▸ **What you need to do**
Omit all pictures. Copy the rest of the material exactly.

* START *

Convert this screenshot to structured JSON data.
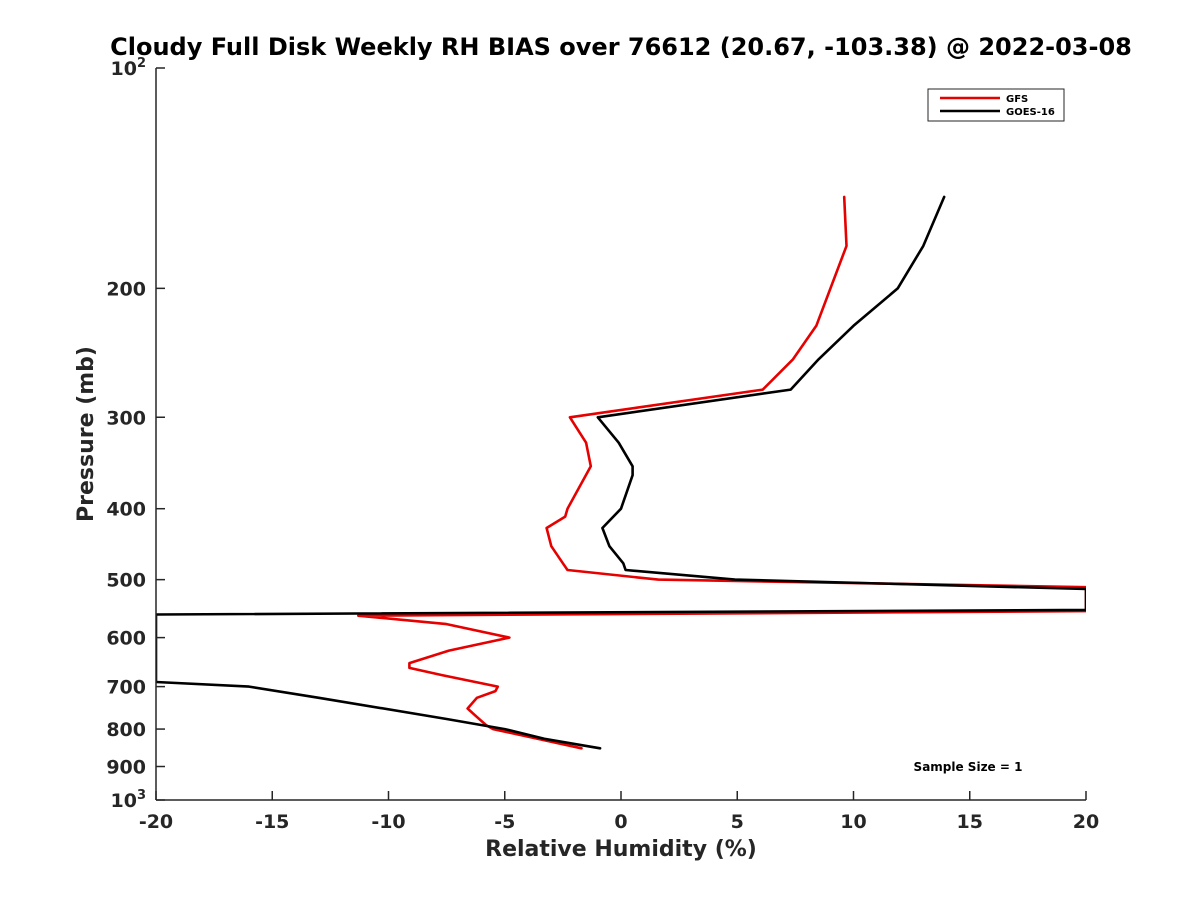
{
  "chart_data": {
    "type": "line",
    "title": "Cloudy Full Disk Weekly RH BIAS over 76612 (20.67, -103.38) @ 2022-03-08",
    "xlabel": "Relative Humidity (%)",
    "ylabel": "Pressure (mb)",
    "xlim": [
      -20,
      20
    ],
    "ylim": [
      100,
      1000
    ],
    "yscale": "log",
    "y_reversed": true,
    "grid": false,
    "legend_position": "top-right",
    "x_ticks": [
      "-20",
      "-15",
      "-10",
      "-5",
      "0",
      "5",
      "10",
      "15",
      "20"
    ],
    "x_tick_values": [
      -20,
      -15,
      -10,
      -5,
      0,
      5,
      10,
      15,
      20
    ],
    "y_ticks": [
      {
        "value": 100,
        "base": "10",
        "exp": "2"
      },
      {
        "value": 200,
        "label": "200"
      },
      {
        "value": 300,
        "label": "300"
      },
      {
        "value": 400,
        "label": "400"
      },
      {
        "value": 500,
        "label": "500"
      },
      {
        "value": 600,
        "label": "600"
      },
      {
        "value": 700,
        "label": "700"
      },
      {
        "value": 800,
        "label": "800"
      },
      {
        "value": 900,
        "label": "900"
      },
      {
        "value": 1000,
        "base": "10",
        "exp": "3"
      }
    ],
    "series": [
      {
        "name": "GFS",
        "color": "#e60000",
        "points": [
          {
            "x": 9.6,
            "y": 150
          },
          {
            "x": 9.7,
            "y": 175
          },
          {
            "x": 8.4,
            "y": 225
          },
          {
            "x": 7.4,
            "y": 250
          },
          {
            "x": 6.1,
            "y": 275
          },
          {
            "x": -2.2,
            "y": 300
          },
          {
            "x": -1.5,
            "y": 325
          },
          {
            "x": -1.3,
            "y": 350
          },
          {
            "x": -2.3,
            "y": 400
          },
          {
            "x": -2.4,
            "y": 410
          },
          {
            "x": -3.2,
            "y": 425
          },
          {
            "x": -3.0,
            "y": 450
          },
          {
            "x": -2.5,
            "y": 475
          },
          {
            "x": -2.3,
            "y": 485
          },
          {
            "x": 1.6,
            "y": 500
          },
          {
            "x": 20.0,
            "y": 512
          },
          {
            "x": 20.0,
            "y": 552
          },
          {
            "x": -11.3,
            "y": 560
          },
          {
            "x": -7.5,
            "y": 575
          },
          {
            "x": -4.8,
            "y": 600
          },
          {
            "x": -7.4,
            "y": 625
          },
          {
            "x": -9.1,
            "y": 650
          },
          {
            "x": -9.1,
            "y": 660
          },
          {
            "x": -7.7,
            "y": 675
          },
          {
            "x": -5.3,
            "y": 700
          },
          {
            "x": -5.4,
            "y": 710
          },
          {
            "x": -6.2,
            "y": 725
          },
          {
            "x": -6.6,
            "y": 750
          },
          {
            "x": -6.3,
            "y": 765
          },
          {
            "x": -5.8,
            "y": 790
          },
          {
            "x": -5.5,
            "y": 800
          },
          {
            "x": -1.7,
            "y": 850
          }
        ]
      },
      {
        "name": "GOES-16",
        "color": "#000000",
        "points": [
          {
            "x": 13.9,
            "y": 150
          },
          {
            "x": 13.0,
            "y": 175
          },
          {
            "x": 11.9,
            "y": 200
          },
          {
            "x": 10.0,
            "y": 225
          },
          {
            "x": 8.5,
            "y": 250
          },
          {
            "x": 7.3,
            "y": 275
          },
          {
            "x": -1.0,
            "y": 300
          },
          {
            "x": -0.1,
            "y": 325
          },
          {
            "x": 0.5,
            "y": 350
          },
          {
            "x": 0.5,
            "y": 360
          },
          {
            "x": 0.0,
            "y": 400
          },
          {
            "x": -0.8,
            "y": 425
          },
          {
            "x": -0.5,
            "y": 450
          },
          {
            "x": 0.1,
            "y": 475
          },
          {
            "x": 0.2,
            "y": 485
          },
          {
            "x": 4.9,
            "y": 500
          },
          {
            "x": 20.0,
            "y": 515
          },
          {
            "x": 20.0,
            "y": 550
          },
          {
            "x": -20.0,
            "y": 558
          },
          {
            "x": -20.0,
            "y": 690
          },
          {
            "x": -16.0,
            "y": 700
          },
          {
            "x": -13.0,
            "y": 725
          },
          {
            "x": -7.5,
            "y": 775
          },
          {
            "x": -5.0,
            "y": 800
          },
          {
            "x": -3.3,
            "y": 825
          },
          {
            "x": -0.9,
            "y": 850
          }
        ]
      }
    ],
    "annotation": "Sample Size = 1"
  }
}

* END *

▸ **Answer to this exercise**
Convert this screenshot to structured JSON data.
{
  "chart_data": {
    "type": "line",
    "title": "Cloudy Full Disk Weekly RH BIAS over 76612 (20.67, -103.38) @ 2022-03-08",
    "xlabel": "Relative Humidity (%)",
    "ylabel": "Pressure (mb)",
    "xlim": [
      -20,
      20
    ],
    "ylim": [
      100,
      1000
    ],
    "yscale": "log",
    "y_reversed": true,
    "grid": false,
    "legend_position": "top-right",
    "x_ticks": [
      "-20",
      "-15",
      "-10",
      "-5",
      "0",
      "5",
      "10",
      "15",
      "20"
    ],
    "x_tick_values": [
      -20,
      -15,
      -10,
      -5,
      0,
      5,
      10,
      15,
      20
    ],
    "y_ticks": [
      {
        "value": 100,
        "base": "10",
        "exp": "2"
      },
      {
        "value": 200,
        "label": "200"
      },
      {
        "value": 300,
        "label": "300"
      },
      {
        "value": 400,
        "label": "400"
      },
      {
        "value": 500,
        "label": "500"
      },
      {
        "value": 600,
        "label": "600"
      },
      {
        "value": 700,
        "label": "700"
      },
      {
        "value": 800,
        "label": "800"
      },
      {
        "value": 900,
        "label": "900"
      },
      {
        "value": 1000,
        "base": "10",
        "exp": "3"
      }
    ],
    "series": [
      {
        "name": "GFS",
        "color": "#e60000",
        "points": [
          {
            "x": 9.6,
            "y": 150
          },
          {
            "x": 9.7,
            "y": 175
          },
          {
            "x": 8.4,
            "y": 225
          },
          {
            "x": 7.4,
            "y": 250
          },
          {
            "x": 6.1,
            "y": 275
          },
          {
            "x": -2.2,
            "y": 300
          },
          {
            "x": -1.5,
            "y": 325
          },
          {
            "x": -1.3,
            "y": 350
          },
          {
            "x": -2.3,
            "y": 400
          },
          {
            "x": -2.4,
            "y": 410
          },
          {
            "x": -3.2,
            "y": 425
          },
          {
            "x": -3.0,
            "y": 450
          },
          {
            "x": -2.5,
            "y": 475
          },
          {
            "x": -2.3,
            "y": 485
          },
          {
            "x": 1.6,
            "y": 500
          },
          {
            "x": 20.0,
            "y": 512
          },
          {
            "x": 20.0,
            "y": 552
          },
          {
            "x": -11.3,
            "y": 560
          },
          {
            "x": -7.5,
            "y": 575
          },
          {
            "x": -4.8,
            "y": 600
          },
          {
            "x": -7.4,
            "y": 625
          },
          {
            "x": -9.1,
            "y": 650
          },
          {
            "x": -9.1,
            "y": 660
          },
          {
            "x": -7.7,
            "y": 675
          },
          {
            "x": -5.3,
            "y": 700
          },
          {
            "x": -5.4,
            "y": 710
          },
          {
            "x": -6.2,
            "y": 725
          },
          {
            "x": -6.6,
            "y": 750
          },
          {
            "x": -6.3,
            "y": 765
          },
          {
            "x": -5.8,
            "y": 790
          },
          {
            "x": -5.5,
            "y": 800
          },
          {
            "x": -1.7,
            "y": 850
          }
        ]
      },
      {
        "name": "GOES-16",
        "color": "#000000",
        "points": [
          {
            "x": 13.9,
            "y": 150
          },
          {
            "x": 13.0,
            "y": 175
          },
          {
            "x": 11.9,
            "y": 200
          },
          {
            "x": 10.0,
            "y": 225
          },
          {
            "x": 8.5,
            "y": 250
          },
          {
            "x": 7.3,
            "y": 275
          },
          {
            "x": -1.0,
            "y": 300
          },
          {
            "x": -0.1,
            "y": 325
          },
          {
            "x": 0.5,
            "y": 350
          },
          {
            "x": 0.5,
            "y": 360
          },
          {
            "x": 0.0,
            "y": 400
          },
          {
            "x": -0.8,
            "y": 425
          },
          {
            "x": -0.5,
            "y": 450
          },
          {
            "x": 0.1,
            "y": 475
          },
          {
            "x": 0.2,
            "y": 485
          },
          {
            "x": 4.9,
            "y": 500
          },
          {
            "x": 20.0,
            "y": 515
          },
          {
            "x": 20.0,
            "y": 550
          },
          {
            "x": -20.0,
            "y": 558
          },
          {
            "x": -20.0,
            "y": 690
          },
          {
            "x": -16.0,
            "y": 700
          },
          {
            "x": -13.0,
            "y": 725
          },
          {
            "x": -7.5,
            "y": 775
          },
          {
            "x": -5.0,
            "y": 800
          },
          {
            "x": -3.3,
            "y": 825
          },
          {
            "x": -0.9,
            "y": 850
          }
        ]
      }
    ],
    "annotation": "Sample Size = 1"
  }
}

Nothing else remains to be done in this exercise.